#### [WHAT IS NEEDED]
Whenever a line below holds the word "JSON", copy that line.

[Structured figure records]
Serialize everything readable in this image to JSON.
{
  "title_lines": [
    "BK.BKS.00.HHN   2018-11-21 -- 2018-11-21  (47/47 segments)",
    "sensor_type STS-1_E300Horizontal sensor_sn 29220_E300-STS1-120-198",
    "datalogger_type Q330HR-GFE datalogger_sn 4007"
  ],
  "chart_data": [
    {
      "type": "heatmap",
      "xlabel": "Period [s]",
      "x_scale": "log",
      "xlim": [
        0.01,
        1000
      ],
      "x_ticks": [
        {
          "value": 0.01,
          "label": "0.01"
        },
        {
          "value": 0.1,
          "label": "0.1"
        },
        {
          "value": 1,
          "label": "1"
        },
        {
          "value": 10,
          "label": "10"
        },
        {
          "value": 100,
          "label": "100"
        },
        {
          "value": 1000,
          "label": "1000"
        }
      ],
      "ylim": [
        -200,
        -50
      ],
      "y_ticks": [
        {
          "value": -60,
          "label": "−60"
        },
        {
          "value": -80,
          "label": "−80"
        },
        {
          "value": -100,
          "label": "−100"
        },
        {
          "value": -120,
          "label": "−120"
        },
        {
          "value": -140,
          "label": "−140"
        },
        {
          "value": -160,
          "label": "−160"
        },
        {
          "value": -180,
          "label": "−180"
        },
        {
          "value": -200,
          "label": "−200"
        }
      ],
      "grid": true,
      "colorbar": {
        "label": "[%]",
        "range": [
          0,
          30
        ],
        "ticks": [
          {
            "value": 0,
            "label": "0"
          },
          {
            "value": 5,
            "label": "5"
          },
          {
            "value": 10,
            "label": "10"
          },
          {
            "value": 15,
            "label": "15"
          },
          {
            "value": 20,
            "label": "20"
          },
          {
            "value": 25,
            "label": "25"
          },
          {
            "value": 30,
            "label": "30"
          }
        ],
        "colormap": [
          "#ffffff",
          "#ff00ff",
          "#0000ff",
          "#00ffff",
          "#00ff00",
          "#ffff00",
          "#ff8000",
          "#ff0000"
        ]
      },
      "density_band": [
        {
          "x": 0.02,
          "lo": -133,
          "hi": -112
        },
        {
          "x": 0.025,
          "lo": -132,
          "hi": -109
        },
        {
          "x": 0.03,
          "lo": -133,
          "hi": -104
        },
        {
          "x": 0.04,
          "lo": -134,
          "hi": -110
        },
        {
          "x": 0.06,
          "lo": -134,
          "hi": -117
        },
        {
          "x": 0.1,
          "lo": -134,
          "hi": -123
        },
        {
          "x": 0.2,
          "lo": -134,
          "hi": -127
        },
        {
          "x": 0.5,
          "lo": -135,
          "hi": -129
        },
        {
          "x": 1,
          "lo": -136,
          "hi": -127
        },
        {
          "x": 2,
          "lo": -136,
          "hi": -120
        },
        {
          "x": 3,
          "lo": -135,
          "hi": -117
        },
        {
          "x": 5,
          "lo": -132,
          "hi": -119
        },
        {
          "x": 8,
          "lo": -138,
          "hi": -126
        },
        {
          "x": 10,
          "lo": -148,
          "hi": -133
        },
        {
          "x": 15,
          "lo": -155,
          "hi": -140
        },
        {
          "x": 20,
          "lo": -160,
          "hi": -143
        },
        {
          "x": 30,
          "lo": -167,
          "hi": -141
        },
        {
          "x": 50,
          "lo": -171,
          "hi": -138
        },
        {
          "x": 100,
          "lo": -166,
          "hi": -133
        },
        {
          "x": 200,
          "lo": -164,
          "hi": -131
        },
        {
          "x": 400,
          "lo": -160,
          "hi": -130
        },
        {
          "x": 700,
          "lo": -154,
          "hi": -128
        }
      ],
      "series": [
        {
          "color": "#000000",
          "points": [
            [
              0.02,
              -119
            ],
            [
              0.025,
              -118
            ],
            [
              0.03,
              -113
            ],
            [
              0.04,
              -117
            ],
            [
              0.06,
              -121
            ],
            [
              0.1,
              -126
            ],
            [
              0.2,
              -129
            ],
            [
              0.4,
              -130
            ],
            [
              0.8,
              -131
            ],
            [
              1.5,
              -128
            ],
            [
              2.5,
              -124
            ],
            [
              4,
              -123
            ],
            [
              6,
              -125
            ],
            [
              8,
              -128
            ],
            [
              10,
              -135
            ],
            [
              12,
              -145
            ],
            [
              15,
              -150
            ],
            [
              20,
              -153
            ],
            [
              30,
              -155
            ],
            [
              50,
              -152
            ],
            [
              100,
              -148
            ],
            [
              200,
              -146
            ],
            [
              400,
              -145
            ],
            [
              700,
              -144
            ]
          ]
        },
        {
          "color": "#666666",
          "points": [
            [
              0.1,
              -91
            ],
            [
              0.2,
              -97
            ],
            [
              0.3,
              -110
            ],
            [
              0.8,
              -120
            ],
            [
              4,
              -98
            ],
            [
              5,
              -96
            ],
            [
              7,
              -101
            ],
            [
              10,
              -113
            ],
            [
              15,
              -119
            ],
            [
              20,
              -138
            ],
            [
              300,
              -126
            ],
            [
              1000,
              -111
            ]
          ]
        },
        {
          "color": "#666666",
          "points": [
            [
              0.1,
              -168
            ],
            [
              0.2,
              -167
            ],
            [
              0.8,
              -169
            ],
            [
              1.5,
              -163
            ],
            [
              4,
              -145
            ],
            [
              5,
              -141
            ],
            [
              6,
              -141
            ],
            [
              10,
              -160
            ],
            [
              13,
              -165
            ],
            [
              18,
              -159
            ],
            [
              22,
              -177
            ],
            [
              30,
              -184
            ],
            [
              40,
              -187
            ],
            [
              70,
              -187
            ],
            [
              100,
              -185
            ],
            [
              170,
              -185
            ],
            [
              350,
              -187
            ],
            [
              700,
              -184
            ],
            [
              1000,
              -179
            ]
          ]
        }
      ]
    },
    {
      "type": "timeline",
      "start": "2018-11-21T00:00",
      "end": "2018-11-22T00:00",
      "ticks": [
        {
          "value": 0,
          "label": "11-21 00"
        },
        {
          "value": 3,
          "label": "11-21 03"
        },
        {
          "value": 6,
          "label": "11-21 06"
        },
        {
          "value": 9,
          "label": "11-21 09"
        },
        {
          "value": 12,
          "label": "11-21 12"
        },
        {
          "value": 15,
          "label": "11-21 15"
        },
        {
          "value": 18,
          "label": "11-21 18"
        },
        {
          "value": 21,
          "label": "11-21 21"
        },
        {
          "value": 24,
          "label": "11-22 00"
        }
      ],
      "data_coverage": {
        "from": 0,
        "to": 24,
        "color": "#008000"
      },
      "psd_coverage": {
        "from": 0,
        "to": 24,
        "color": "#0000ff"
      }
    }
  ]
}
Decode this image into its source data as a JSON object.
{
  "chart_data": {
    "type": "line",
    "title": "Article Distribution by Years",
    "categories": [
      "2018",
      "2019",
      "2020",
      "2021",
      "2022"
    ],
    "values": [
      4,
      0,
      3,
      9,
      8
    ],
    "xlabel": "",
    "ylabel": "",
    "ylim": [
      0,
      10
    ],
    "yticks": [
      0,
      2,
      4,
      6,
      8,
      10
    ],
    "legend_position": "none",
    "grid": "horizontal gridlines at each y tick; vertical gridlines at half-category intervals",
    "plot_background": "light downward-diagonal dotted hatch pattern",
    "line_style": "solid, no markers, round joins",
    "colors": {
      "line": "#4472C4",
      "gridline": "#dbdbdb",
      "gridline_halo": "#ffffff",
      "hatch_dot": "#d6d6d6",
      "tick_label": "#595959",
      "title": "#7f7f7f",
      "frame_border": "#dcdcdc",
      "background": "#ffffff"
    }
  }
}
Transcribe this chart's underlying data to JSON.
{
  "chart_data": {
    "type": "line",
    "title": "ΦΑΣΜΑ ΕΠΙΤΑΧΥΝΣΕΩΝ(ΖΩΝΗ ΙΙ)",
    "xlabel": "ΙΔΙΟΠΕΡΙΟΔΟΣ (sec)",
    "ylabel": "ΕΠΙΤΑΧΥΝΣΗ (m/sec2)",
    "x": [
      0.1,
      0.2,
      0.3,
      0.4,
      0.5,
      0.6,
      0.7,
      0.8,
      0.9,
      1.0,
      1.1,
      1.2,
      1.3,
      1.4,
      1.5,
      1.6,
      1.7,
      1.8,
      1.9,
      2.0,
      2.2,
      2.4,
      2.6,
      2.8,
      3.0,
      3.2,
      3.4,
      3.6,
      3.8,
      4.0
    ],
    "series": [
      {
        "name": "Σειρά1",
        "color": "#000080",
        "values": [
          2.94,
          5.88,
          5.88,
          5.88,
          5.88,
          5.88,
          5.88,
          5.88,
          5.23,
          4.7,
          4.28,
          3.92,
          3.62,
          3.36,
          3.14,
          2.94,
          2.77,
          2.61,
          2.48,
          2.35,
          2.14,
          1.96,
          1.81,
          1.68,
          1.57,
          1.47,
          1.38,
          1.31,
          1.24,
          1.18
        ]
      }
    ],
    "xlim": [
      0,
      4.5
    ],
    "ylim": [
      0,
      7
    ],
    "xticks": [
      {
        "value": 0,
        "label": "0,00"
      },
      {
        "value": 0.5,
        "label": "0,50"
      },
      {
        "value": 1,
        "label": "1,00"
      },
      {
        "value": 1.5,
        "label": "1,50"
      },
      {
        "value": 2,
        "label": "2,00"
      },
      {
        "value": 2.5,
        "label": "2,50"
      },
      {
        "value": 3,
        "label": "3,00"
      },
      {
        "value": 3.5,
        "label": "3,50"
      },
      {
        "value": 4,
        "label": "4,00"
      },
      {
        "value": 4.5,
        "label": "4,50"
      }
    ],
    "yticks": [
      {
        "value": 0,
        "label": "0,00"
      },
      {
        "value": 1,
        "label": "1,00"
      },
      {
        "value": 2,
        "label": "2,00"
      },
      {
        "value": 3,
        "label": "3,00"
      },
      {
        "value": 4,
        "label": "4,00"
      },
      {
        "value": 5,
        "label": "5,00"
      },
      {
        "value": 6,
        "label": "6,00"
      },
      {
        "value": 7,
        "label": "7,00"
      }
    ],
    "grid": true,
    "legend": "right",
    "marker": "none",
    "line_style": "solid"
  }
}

#### [TASK OUTPUT]
Serialize everything readable in this image to JSON.
Decode this image into its source data as a JSON object.
Transcribe this chart's underlying data to JSON.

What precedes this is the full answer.